• Your instructions
Print every entry exactly as written.
┏━━
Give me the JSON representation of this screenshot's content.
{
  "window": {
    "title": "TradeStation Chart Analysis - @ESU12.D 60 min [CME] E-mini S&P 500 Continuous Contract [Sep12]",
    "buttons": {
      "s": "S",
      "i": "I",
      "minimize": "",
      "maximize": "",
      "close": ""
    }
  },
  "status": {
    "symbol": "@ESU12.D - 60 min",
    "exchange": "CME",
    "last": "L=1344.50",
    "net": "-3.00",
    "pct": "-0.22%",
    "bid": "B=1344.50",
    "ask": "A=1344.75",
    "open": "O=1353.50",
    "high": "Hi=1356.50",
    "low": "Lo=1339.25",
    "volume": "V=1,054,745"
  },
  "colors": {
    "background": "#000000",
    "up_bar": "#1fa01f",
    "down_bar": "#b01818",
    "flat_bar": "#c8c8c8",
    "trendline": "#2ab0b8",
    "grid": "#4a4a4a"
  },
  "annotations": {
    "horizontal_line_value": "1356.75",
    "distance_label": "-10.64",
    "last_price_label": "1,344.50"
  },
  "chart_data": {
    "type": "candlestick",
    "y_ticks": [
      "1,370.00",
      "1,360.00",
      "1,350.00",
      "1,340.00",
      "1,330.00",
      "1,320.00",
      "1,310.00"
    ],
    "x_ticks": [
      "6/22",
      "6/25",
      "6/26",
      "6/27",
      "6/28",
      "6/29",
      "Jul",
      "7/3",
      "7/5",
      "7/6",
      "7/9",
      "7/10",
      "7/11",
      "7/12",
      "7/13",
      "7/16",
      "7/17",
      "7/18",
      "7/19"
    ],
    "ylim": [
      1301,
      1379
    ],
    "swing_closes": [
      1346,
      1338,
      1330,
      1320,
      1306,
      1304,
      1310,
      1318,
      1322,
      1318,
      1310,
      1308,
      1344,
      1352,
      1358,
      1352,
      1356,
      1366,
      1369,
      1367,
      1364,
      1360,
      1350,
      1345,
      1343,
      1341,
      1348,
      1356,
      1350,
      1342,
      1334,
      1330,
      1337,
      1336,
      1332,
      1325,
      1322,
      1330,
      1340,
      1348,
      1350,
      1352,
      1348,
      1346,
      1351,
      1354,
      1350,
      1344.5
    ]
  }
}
┗━━
• Solution to this task
Give me the JSON representation of this screenshot's content.
{
  "window": {
    "title": "TradeStation Chart Analysis - @ESU12.D 60 min [CME] E-mini S&P 500 Continuous Contract [Sep12]",
    "buttons": {
      "s": "S",
      "i": "I",
      "minimize": "",
      "maximize": "",
      "close": ""
    }
  },
  "status": {
    "symbol": "@ESU12.D - 60 min",
    "exchange": "CME",
    "last": "L=1344.50",
    "net": "-3.00",
    "pct": "-0.22%",
    "bid": "B=1344.50",
    "ask": "A=1344.75",
    "open": "O=1353.50",
    "high": "Hi=1356.50",
    "low": "Lo=1339.25",
    "volume": "V=1,054,745"
  },
  "colors": {
    "background": "#000000",
    "up_bar": "#1fa01f",
    "down_bar": "#b01818",
    "flat_bar": "#c8c8c8",
    "trendline": "#2ab0b8",
    "grid": "#4a4a4a"
  },
  "annotations": {
    "horizontal_line_value": "1356.75",
    "distance_label": "-10.64",
    "last_price_label": "1,344.50"
  },
  "chart_data": {
    "type": "candlestick",
    "y_ticks": [
      "1,370.00",
      "1,360.00",
      "1,350.00",
      "1,340.00",
      "1,330.00",
      "1,320.00",
      "1,310.00"
    ],
    "x_ticks": [
      "6/22",
      "6/25",
      "6/26",
      "6/27",
      "6/28",
      "6/29",
      "Jul",
      "7/3",
      "7/5",
      "7/6",
      "7/9",
      "7/10",
      "7/11",
      "7/12",
      "7/13",
      "7/16",
      "7/17",
      "7/18",
      "7/19"
    ],
    "ylim": [
      1301,
      1379
    ],
    "swing_closes": [
      1346,
      1338,
      1330,
      1320,
      1306,
      1304,
      1310,
      1318,
      1322,
      1318,
      1310,
      1308,
      1344,
      1352,
      1358,
      1352,
      1356,
      1366,
      1369,
      1367,
      1364,
      1360,
      1350,
      1345,
      1343,
      1341,
      1348,
      1356,
      1350,
      1342,
      1334,
      1330,
      1337,
      1336,
      1332,
      1325,
      1322,
      1330,
      1340,
      1348,
      1350,
      1352,
      1348,
      1346,
      1351,
      1354,
      1350,
      1344.5
    ]
  }
}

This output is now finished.